---------- Supplied data ----------
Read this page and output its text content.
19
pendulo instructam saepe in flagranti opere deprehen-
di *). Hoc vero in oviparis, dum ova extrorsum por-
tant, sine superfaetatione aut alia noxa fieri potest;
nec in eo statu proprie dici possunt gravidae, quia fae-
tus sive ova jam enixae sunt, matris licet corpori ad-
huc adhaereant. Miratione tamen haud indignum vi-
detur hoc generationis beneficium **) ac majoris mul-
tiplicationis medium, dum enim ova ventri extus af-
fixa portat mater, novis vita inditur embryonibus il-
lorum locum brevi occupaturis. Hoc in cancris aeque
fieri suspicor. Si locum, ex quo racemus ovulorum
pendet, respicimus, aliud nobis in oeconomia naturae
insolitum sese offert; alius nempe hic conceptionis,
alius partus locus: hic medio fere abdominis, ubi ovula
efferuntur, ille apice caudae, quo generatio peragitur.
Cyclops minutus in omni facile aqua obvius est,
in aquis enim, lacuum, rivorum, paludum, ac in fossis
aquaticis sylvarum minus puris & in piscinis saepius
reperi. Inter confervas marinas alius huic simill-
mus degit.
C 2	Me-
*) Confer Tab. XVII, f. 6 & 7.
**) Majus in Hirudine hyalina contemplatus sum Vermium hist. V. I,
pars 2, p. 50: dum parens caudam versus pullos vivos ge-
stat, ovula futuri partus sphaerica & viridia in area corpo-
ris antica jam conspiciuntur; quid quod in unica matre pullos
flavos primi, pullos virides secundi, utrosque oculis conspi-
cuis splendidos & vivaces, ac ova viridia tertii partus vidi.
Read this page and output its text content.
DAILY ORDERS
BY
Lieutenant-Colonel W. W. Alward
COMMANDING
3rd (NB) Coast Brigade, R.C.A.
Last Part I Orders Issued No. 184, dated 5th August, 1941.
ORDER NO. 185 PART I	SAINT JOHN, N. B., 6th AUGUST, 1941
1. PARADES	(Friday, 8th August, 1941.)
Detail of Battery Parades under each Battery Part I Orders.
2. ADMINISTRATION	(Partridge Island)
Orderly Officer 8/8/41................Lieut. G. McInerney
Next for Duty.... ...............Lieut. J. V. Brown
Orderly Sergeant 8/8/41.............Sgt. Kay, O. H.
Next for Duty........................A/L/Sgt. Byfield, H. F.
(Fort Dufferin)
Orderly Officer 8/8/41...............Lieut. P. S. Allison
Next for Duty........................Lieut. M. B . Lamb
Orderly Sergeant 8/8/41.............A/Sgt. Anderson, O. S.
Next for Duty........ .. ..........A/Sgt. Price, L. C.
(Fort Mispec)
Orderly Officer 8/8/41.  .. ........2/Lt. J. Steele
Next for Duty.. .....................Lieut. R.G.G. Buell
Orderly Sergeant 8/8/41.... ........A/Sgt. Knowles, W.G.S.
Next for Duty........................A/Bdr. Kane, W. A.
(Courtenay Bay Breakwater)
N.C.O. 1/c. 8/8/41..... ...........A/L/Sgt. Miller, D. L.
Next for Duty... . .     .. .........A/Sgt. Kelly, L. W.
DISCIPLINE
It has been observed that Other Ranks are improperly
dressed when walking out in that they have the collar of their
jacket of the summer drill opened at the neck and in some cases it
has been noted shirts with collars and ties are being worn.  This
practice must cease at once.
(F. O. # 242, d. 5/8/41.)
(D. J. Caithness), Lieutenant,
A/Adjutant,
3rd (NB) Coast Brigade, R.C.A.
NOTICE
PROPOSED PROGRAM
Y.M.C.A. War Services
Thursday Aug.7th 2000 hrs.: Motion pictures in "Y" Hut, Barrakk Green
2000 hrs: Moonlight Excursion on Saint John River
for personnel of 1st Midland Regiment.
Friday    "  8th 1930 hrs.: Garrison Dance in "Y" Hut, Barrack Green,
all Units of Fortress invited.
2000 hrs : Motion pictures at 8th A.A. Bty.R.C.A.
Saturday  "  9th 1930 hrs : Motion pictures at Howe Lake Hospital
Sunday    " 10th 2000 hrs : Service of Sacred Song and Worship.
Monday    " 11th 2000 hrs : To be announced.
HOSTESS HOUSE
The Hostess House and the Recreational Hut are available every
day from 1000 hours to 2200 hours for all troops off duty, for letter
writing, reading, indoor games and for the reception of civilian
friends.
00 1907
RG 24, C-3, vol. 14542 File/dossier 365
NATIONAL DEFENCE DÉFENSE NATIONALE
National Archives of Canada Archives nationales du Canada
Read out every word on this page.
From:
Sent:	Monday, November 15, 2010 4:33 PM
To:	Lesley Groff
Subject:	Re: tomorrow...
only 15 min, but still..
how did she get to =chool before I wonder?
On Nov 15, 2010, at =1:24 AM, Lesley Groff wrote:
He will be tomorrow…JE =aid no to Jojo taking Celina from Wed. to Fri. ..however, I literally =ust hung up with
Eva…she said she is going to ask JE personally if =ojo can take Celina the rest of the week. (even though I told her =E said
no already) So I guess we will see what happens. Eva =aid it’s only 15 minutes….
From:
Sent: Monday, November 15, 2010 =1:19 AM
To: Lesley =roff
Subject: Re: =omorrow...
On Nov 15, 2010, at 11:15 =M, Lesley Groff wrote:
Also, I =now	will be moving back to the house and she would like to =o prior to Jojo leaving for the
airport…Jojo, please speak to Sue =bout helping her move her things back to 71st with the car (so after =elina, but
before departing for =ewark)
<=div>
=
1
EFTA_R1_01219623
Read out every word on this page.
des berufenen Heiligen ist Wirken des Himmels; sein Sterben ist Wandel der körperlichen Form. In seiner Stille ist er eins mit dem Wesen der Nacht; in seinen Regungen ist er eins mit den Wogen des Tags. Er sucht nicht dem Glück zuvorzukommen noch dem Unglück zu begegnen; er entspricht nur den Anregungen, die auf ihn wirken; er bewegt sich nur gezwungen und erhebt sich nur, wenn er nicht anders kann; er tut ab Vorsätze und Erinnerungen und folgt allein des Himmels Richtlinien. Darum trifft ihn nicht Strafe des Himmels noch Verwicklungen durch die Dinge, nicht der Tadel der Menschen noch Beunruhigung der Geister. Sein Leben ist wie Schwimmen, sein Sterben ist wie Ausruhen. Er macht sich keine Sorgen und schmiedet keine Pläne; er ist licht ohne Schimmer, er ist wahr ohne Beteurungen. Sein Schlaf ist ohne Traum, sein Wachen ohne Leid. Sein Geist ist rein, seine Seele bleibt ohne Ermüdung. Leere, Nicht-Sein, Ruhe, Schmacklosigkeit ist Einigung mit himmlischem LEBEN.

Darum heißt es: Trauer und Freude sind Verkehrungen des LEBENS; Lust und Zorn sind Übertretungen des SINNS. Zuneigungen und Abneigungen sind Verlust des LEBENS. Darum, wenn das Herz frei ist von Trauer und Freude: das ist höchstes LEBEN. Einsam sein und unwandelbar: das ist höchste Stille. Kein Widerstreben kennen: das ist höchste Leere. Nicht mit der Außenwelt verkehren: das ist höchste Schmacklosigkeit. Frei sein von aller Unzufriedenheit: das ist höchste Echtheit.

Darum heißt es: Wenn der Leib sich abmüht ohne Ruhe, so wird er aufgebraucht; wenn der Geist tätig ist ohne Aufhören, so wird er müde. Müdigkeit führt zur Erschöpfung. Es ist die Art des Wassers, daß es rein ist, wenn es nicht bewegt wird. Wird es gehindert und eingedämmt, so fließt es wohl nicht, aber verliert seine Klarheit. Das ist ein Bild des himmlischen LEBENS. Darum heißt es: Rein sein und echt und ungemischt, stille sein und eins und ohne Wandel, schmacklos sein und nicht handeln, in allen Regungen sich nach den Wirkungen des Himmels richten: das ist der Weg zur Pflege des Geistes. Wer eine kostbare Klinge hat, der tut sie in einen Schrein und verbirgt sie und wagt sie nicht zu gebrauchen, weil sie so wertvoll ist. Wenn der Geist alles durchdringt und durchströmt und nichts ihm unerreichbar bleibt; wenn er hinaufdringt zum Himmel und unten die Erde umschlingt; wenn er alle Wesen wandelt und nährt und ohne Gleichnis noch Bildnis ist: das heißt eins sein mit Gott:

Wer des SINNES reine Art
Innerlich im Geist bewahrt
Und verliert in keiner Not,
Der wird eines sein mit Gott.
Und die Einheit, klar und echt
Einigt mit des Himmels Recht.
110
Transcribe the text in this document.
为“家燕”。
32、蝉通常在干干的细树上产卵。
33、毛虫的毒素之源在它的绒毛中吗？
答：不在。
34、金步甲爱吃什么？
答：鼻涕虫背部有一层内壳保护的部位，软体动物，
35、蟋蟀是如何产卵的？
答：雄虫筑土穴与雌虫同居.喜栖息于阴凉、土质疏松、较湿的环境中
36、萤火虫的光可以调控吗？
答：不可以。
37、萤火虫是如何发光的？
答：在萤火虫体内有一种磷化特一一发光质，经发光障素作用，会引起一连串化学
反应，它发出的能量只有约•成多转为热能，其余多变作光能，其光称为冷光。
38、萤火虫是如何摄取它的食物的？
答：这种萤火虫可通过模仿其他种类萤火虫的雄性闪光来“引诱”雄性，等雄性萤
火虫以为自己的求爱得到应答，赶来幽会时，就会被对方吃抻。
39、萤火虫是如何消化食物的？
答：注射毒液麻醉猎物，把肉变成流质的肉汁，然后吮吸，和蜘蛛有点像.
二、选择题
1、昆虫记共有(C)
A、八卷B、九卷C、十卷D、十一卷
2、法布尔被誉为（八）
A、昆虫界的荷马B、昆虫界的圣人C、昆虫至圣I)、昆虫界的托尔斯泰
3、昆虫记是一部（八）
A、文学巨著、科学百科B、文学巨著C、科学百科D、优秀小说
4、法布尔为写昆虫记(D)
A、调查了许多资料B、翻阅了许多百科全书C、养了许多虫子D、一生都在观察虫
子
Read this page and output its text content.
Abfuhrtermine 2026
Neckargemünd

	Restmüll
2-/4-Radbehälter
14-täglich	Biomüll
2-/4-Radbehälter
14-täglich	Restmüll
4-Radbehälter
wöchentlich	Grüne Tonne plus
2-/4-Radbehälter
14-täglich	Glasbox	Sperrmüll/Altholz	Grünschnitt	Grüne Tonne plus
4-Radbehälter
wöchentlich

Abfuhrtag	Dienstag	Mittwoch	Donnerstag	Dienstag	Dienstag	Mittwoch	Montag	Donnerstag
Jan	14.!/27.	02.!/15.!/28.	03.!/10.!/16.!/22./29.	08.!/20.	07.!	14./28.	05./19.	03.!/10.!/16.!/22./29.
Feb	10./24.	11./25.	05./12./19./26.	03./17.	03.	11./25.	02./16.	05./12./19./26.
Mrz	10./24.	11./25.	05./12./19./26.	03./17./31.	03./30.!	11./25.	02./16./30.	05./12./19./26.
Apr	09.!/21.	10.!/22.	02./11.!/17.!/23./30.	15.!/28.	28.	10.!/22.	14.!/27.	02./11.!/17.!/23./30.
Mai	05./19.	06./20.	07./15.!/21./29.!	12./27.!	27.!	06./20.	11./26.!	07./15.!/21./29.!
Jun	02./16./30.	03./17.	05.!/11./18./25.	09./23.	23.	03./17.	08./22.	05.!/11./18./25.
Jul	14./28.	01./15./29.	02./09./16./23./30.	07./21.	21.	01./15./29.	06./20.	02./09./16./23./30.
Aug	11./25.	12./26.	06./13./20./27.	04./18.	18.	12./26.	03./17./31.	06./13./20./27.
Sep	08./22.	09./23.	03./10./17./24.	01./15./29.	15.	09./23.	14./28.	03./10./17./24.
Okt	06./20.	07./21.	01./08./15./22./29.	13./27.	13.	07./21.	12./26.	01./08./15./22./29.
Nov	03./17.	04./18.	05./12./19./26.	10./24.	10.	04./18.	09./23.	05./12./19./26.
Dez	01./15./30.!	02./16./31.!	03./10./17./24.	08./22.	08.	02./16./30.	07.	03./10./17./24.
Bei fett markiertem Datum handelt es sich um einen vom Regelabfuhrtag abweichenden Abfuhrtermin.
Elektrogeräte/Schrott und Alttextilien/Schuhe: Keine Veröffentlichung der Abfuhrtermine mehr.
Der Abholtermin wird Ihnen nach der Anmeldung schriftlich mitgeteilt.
----------
Task objective: In the lines above, locate the string "pictures". Copy every line where it occurs.

Task answer:
Thursday Aug.7th 2000 hrs.: Motion pictures in "Y" Hut, Barrakk Green
2000 hrs : Motion pictures at 8th A.A. Bty.R.C.A.
Saturday  "  9th 1930 hrs : Motion pictures at Howe Lake Hospital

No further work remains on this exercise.